*Listing*.
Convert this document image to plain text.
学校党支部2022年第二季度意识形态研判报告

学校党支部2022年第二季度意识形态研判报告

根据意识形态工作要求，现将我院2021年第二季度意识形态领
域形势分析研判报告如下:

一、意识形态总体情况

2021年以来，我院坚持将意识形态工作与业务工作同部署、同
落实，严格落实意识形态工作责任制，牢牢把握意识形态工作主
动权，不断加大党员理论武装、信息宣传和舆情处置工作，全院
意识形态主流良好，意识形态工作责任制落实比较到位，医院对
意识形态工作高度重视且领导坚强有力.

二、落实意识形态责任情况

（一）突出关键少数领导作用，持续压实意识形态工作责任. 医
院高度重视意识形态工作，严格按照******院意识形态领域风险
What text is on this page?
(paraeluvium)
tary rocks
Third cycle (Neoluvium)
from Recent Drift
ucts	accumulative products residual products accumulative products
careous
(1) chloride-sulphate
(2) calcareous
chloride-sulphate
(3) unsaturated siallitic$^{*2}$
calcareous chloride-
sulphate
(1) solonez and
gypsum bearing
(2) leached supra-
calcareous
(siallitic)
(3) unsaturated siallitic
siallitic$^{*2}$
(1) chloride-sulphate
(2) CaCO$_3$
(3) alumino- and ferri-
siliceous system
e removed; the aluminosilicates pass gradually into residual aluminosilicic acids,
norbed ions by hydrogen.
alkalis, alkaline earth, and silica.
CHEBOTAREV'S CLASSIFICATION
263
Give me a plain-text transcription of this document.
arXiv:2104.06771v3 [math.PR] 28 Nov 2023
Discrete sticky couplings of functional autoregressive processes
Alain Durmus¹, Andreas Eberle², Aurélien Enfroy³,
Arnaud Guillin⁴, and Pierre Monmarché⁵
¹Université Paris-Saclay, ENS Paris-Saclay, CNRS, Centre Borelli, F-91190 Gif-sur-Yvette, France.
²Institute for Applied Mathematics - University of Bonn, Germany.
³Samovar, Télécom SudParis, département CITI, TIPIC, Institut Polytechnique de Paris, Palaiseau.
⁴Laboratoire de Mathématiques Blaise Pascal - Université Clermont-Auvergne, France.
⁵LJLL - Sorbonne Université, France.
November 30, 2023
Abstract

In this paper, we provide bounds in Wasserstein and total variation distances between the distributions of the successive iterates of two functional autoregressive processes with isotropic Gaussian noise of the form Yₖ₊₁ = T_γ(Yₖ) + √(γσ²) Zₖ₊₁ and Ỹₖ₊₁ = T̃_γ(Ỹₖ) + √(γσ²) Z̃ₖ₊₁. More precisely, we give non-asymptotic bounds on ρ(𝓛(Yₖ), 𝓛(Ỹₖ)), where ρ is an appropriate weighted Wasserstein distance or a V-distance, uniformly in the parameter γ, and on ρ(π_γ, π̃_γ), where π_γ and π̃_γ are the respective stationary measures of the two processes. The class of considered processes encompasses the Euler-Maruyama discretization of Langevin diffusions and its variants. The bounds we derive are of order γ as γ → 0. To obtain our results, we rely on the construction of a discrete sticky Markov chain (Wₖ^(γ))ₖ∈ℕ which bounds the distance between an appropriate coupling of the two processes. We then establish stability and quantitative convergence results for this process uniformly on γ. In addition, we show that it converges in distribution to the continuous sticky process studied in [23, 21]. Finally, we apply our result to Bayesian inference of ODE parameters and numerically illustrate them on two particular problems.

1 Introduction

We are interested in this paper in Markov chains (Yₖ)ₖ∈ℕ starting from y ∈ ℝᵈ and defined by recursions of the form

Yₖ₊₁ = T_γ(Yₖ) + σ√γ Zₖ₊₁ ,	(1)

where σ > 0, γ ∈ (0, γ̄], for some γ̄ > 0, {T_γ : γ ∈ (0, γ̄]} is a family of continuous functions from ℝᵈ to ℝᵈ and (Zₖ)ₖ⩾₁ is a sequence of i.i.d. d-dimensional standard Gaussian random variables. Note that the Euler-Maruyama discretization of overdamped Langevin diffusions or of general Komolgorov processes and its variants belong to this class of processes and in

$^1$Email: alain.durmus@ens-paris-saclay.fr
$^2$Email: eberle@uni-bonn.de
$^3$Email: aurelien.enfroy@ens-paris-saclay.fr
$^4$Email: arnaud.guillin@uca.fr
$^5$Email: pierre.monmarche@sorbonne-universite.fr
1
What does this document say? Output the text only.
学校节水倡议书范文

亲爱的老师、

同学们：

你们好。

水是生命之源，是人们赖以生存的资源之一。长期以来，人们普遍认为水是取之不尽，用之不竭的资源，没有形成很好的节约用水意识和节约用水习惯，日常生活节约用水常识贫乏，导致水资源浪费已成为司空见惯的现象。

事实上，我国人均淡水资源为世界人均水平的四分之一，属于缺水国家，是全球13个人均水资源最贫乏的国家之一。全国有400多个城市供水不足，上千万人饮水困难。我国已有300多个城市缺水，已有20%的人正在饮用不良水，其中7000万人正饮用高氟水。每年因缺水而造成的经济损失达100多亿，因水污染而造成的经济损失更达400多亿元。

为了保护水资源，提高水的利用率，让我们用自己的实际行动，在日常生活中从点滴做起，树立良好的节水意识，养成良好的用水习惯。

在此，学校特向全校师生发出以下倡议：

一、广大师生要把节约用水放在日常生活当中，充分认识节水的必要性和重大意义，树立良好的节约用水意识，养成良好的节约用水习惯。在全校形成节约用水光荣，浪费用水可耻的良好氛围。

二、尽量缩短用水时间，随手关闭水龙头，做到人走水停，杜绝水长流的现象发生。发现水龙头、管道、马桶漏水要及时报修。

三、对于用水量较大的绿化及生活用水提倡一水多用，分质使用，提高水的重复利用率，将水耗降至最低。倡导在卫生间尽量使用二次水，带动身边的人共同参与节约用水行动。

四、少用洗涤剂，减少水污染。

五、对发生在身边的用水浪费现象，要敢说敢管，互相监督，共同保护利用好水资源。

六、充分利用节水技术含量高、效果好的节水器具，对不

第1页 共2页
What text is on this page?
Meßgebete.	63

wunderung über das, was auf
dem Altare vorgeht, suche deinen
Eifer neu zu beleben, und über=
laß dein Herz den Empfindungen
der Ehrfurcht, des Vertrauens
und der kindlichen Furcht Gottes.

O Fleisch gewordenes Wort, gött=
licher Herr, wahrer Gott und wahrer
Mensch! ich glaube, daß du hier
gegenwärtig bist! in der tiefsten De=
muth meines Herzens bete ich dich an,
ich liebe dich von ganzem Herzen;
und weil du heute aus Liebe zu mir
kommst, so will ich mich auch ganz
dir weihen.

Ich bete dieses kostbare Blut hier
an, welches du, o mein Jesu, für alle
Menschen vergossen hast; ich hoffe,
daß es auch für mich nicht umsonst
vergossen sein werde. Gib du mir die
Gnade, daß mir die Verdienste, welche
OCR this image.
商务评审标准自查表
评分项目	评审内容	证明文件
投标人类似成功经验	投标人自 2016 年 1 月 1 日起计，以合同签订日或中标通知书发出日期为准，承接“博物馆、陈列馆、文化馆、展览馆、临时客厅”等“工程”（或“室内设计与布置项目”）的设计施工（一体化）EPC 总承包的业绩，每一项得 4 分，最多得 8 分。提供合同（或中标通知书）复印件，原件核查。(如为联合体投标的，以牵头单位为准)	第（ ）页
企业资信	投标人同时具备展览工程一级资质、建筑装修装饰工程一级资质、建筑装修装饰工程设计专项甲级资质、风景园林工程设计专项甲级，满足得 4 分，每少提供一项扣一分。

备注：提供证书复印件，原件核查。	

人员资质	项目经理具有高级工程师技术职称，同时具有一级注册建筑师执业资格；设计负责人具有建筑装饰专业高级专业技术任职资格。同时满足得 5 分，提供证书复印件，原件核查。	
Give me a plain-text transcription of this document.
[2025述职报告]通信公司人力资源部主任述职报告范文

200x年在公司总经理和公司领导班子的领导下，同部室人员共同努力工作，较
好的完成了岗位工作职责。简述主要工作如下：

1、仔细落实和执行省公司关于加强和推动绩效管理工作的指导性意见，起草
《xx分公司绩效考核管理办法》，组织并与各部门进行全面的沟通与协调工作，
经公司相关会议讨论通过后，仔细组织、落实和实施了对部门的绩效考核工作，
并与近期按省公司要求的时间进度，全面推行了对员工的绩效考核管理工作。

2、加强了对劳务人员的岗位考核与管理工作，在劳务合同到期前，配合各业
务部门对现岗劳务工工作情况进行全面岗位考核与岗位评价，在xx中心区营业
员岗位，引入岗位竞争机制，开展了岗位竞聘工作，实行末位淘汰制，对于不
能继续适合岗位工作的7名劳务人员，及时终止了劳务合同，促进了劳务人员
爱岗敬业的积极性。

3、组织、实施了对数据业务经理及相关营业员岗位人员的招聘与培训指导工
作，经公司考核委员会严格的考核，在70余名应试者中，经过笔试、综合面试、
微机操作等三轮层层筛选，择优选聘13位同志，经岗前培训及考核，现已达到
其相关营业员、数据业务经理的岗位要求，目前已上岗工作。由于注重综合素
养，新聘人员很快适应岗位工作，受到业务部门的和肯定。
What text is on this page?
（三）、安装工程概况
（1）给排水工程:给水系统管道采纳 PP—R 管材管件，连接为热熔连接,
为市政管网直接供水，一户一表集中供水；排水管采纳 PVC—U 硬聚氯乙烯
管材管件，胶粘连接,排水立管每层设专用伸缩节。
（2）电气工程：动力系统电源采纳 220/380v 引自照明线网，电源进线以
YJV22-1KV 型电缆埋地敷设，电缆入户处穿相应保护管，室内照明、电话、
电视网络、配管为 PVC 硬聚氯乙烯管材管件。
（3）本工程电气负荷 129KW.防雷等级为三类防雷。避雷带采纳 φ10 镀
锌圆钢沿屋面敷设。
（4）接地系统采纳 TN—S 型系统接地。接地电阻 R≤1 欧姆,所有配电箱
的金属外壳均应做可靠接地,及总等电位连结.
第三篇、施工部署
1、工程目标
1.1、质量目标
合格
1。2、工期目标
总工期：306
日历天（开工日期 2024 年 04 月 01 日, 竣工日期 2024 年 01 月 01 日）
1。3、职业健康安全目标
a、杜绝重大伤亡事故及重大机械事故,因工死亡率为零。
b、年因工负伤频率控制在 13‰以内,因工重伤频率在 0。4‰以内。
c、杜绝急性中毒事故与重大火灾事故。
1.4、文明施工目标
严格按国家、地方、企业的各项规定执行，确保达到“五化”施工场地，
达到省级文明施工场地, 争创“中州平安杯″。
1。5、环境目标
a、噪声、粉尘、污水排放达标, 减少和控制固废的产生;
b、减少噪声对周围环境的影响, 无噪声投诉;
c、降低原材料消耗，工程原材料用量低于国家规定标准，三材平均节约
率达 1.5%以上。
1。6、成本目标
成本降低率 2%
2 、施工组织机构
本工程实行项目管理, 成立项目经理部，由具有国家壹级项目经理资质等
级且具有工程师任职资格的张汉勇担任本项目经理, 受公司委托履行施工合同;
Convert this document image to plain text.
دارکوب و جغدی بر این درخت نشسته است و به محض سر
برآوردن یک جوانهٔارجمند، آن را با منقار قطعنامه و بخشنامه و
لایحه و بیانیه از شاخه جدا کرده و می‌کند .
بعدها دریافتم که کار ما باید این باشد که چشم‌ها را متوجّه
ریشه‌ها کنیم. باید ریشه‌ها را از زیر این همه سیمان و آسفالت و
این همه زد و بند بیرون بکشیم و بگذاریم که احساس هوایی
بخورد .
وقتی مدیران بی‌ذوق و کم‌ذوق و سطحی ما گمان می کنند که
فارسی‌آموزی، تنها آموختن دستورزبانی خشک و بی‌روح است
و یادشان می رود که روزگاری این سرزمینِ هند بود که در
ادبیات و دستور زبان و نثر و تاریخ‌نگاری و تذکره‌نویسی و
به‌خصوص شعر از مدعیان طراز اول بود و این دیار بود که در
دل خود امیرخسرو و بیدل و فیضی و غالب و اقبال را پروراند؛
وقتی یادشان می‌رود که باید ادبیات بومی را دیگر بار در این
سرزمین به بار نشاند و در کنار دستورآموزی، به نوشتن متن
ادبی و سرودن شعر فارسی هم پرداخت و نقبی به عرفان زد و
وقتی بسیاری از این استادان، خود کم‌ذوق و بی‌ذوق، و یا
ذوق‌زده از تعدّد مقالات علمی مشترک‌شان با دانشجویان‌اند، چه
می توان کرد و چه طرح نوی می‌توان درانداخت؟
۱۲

*Problem details*. Where a line in the material contains "یادشان", copy that line.

*Answer to this task*.
و یادشان می رود که روزگاری این سرزمینِ هند بود که در
وقتی یادشان می‌رود که باید ادبیات بومی را دیگر بار در این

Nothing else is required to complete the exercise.